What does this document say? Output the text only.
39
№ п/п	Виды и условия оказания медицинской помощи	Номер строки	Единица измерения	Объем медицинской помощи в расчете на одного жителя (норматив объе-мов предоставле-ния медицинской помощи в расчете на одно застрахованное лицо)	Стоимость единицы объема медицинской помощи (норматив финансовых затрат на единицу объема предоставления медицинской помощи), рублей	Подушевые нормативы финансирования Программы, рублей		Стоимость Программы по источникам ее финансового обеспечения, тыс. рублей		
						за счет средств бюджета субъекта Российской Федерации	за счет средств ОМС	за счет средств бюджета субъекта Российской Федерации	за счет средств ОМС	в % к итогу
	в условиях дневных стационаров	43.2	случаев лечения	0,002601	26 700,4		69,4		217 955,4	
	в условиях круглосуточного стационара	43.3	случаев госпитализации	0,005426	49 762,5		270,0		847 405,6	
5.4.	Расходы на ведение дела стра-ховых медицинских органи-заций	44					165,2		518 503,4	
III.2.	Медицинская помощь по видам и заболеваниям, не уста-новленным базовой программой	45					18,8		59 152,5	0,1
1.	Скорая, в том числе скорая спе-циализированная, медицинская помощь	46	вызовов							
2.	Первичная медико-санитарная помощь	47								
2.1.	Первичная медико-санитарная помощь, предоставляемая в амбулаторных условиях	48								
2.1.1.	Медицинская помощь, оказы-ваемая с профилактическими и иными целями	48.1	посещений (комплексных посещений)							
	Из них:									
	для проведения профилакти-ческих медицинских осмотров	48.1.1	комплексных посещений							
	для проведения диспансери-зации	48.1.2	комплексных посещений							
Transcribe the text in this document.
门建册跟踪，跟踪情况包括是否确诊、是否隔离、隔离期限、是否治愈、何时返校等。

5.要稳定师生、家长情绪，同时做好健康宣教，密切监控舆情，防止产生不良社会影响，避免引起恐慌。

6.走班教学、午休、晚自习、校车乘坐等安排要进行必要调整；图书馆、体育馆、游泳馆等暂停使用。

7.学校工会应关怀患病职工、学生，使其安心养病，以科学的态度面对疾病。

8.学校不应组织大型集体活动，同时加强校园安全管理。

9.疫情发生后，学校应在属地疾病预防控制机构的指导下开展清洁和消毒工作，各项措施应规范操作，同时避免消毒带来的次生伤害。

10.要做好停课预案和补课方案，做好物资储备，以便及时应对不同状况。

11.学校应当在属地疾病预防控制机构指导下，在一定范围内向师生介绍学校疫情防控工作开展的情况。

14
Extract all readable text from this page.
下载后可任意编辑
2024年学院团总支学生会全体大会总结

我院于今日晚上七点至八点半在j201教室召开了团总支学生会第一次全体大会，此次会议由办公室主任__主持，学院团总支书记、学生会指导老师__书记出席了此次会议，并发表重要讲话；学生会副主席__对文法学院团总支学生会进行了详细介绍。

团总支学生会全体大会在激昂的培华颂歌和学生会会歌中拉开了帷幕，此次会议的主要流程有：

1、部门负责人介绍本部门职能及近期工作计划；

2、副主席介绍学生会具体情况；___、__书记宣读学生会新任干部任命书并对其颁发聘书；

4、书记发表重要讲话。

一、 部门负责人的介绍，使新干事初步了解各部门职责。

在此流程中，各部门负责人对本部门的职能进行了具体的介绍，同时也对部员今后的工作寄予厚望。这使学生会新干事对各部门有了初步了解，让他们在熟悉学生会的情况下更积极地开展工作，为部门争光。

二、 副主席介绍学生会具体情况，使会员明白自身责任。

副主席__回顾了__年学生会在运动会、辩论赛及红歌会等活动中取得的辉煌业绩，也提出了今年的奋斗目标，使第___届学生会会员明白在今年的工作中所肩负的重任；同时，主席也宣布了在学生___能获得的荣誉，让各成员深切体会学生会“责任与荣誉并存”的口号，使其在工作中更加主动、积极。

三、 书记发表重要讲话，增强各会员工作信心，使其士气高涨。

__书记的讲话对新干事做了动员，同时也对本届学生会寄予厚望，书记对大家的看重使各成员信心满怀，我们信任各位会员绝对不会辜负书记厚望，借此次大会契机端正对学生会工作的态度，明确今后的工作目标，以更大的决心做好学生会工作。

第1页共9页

------------

● WHAT IS REQUIRED
In the entries above, locate every line with the word "document" and copy it.

● WRITTEN SOLUTION
What does this document say? Output the text only.
Transcribe the text in this document.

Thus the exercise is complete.